- _WHAT TO DO_
Print out each entry below exactly, please.

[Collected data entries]

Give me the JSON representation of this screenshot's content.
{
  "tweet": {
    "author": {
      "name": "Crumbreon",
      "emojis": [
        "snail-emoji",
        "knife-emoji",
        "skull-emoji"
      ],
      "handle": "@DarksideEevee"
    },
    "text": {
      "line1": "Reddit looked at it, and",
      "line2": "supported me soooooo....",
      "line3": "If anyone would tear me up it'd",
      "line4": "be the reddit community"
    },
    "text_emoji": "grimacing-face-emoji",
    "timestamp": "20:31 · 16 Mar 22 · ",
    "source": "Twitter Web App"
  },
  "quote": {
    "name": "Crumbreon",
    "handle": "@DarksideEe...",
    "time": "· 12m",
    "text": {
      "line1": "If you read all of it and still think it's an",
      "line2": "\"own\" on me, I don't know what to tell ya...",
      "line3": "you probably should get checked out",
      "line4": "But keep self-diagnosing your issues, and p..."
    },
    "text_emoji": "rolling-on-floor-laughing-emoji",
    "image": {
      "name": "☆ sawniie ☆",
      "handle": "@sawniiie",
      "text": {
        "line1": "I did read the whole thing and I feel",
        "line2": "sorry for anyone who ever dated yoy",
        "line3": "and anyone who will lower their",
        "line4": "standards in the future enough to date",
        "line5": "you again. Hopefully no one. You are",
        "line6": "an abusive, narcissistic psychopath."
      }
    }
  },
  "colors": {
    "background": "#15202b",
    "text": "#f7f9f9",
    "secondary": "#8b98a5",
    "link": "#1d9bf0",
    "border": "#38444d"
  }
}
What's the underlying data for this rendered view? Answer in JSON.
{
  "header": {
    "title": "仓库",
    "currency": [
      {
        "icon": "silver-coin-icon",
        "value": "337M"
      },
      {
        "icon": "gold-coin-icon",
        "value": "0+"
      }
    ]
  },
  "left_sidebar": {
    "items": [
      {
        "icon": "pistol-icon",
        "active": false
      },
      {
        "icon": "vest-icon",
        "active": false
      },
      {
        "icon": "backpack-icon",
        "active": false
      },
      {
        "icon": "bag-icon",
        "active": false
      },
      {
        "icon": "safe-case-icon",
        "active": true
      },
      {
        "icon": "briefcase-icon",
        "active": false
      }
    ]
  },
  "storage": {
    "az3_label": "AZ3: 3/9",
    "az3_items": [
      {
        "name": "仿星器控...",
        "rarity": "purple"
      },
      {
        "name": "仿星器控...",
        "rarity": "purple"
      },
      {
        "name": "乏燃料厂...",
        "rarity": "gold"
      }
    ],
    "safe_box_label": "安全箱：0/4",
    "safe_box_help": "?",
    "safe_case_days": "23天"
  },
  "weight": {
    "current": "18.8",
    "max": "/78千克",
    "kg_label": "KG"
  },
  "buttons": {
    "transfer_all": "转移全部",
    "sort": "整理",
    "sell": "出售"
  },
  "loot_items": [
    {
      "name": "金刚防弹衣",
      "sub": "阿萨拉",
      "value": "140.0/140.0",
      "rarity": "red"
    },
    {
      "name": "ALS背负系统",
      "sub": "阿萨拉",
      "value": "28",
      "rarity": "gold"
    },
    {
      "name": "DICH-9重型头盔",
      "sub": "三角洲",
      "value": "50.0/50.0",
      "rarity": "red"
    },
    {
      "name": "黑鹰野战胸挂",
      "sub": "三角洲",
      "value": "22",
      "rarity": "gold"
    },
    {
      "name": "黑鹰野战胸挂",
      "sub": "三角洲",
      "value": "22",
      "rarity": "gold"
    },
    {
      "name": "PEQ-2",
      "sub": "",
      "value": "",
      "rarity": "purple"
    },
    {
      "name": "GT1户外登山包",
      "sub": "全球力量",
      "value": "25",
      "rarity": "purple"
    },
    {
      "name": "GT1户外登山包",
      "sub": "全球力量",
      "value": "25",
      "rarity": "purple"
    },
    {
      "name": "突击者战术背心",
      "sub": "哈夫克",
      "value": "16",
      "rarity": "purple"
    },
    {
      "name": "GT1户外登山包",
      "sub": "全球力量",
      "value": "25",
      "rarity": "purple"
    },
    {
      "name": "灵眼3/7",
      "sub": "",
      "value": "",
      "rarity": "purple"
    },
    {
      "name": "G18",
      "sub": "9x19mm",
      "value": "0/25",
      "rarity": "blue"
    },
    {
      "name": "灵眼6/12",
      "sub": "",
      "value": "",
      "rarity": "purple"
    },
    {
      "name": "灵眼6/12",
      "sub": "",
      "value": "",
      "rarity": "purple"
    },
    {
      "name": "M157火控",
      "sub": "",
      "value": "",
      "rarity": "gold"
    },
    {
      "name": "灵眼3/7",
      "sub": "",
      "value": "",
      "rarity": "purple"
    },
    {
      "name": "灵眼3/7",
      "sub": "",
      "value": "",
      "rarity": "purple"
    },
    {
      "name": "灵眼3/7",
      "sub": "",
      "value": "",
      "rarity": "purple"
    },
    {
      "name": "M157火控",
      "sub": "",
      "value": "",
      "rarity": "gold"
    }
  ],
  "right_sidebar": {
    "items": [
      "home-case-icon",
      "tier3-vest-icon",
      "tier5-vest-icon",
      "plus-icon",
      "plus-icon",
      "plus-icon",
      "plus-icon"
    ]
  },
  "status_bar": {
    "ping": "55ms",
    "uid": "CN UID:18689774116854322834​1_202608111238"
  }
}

- _TASK OUTPUT_
Give me the JSON representation of this screenshot's content.
{
  "tweet": {
    "author": {
      "name": "Crumbreon",
      "emojis": [
        "snail-emoji",
        "knife-emoji",
        "skull-emoji"
      ],
      "handle": "@DarksideEevee"
    },
    "text": {
      "line1": "Reddit looked at it, and",
      "line2": "supported me soooooo....",
      "line3": "If anyone would tear me up it'd",
      "line4": "be the reddit community"
    },
    "text_emoji": "grimacing-face-emoji",
    "timestamp": "20:31 · 16 Mar 22 · ",
    "source": "Twitter Web App"
  },
  "quote": {
    "name": "Crumbreon",
    "handle": "@DarksideEe...",
    "time": "· 12m",
    "text": {
      "line1": "If you read all of it and still think it's an",
      "line2": "\"own\" on me, I don't know what to tell ya...",
      "line3": "you probably should get checked out",
      "line4": "But keep self-diagnosing your issues, and p..."
    },
    "text_emoji": "rolling-on-floor-laughing-emoji",
    "image": {
      "name": "☆ sawniie ☆",
      "handle": "@sawniiie",
      "text": {
        "line1": "I did read the whole thing and I feel",
        "line2": "sorry for anyone who ever dated yoy",
        "line3": "and anyone who will lower their",
        "line4": "standards in the future enough to date",
        "line5": "you again. Hopefully no one. You are",
        "line6": "an abusive, narcissistic psychopath."
      }
    }
  },
  "colors": {
    "background": "#15202b",
    "text": "#f7f9f9",
    "secondary": "#8b98a5",
    "link": "#1d9bf0",
    "border": "#38444d"
  }
}
What's the underlying data for this rendered view? Answer in JSON.
{
  "header": {
    "title": "仓库",
    "currency": [
      {
        "icon": "silver-coin-icon",
        "value": "337M"
      },
      {
        "icon": "gold-coin-icon",
        "value": "0+"
      }
    ]
  },
  "left_sidebar": {
    "items": [
      {
        "icon": "pistol-icon",
        "active": false
      },
      {
        "icon": "vest-icon",
        "active": false
      },
      {
        "icon": "backpack-icon",
        "active": false
      },
      {
        "icon": "bag-icon",
        "active": false
      },
      {
        "icon": "safe-case-icon",
        "active": true
      },
      {
        "icon": "briefcase-icon",
        "active": false
      }
    ]
  },
  "storage": {
    "az3_label": "AZ3: 3/9",
    "az3_items": [
      {
        "name": "仿星器控...",
        "rarity": "purple"
      },
      {
        "name": "仿星器控...",
        "rarity": "purple"
      },
      {
        "name": "乏燃料厂...",
        "rarity": "gold"
      }
    ],
    "safe_box_label": "安全箱：0/4",
    "safe_box_help": "?",
    "safe_case_days": "23天"
  },
  "weight": {
    "current": "18.8",
    "max": "/78千克",
    "kg_label": "KG"
  },
  "buttons": {
    "transfer_all": "转移全部",
    "sort": "整理",
    "sell": "出售"
  },
  "loot_items": [
    {
      "name": "金刚防弹衣",
      "sub": "阿萨拉",
      "value": "140.0/140.0",
      "rarity": "red"
    },
    {
      "name": "ALS背负系统",
      "sub": "阿萨拉",
      "value": "28",
      "rarity": "gold"
    },
    {
      "name": "DICH-9重型头盔",
      "sub": "三角洲",
      "value": "50.0/50.0",
      "rarity": "red"
    },
    {
      "name": "黑鹰野战胸挂",
      "sub": "三角洲",
      "value": "22",
      "rarity": "gold"
    },
    {
      "name": "黑鹰野战胸挂",
      "sub": "三角洲",
      "value": "22",
      "rarity": "gold"
    },
    {
      "name": "PEQ-2",
      "sub": "",
      "value": "",
      "rarity": "purple"
    },
    {
      "name": "GT1户外登山包",
      "sub": "全球力量",
      "value": "25",
      "rarity": "purple"
    },
    {
      "name": "GT1户外登山包",
      "sub": "全球力量",
      "value": "25",
      "rarity": "purple"
    },
    {
      "name": "突击者战术背心",
      "sub": "哈夫克",
      "value": "16",
      "rarity": "purple"
    },
    {
      "name": "GT1户外登山包",
      "sub": "全球力量",
      "value": "25",
      "rarity": "purple"
    },
    {
      "name": "灵眼3/7",
      "sub": "",
      "value": "",
      "rarity": "purple"
    },
    {
      "name": "G18",
      "sub": "9x19mm",
      "value": "0/25",
      "rarity": "blue"
    },
    {
      "name": "灵眼6/12",
      "sub": "",
      "value": "",
      "rarity": "purple"
    },
    {
      "name": "灵眼6/12",
      "sub": "",
      "value": "",
      "rarity": "purple"
    },
    {
      "name": "M157火控",
      "sub": "",
      "value": "",
      "rarity": "gold"
    },
    {
      "name": "灵眼3/7",
      "sub": "",
      "value": "",
      "rarity": "purple"
    },
    {
      "name": "灵眼3/7",
      "sub": "",
      "value": "",
      "rarity": "purple"
    },
    {
      "name": "灵眼3/7",
      "sub": "",
      "value": "",
      "rarity": "purple"
    },
    {
      "name": "M157火控",
      "sub": "",
      "value": "",
      "rarity": "gold"
    }
  ],
  "right_sidebar": {
    "items": [
      "home-case-icon",
      "tier3-vest-icon",
      "tier5-vest-icon",
      "plus-icon",
      "plus-icon",
      "plus-icon",
      "plus-icon"
    ]
  },
  "status_bar": {
    "ping": "55ms",
    "uid": "CN UID:18689774116854322834​1_202608111238"
  }
}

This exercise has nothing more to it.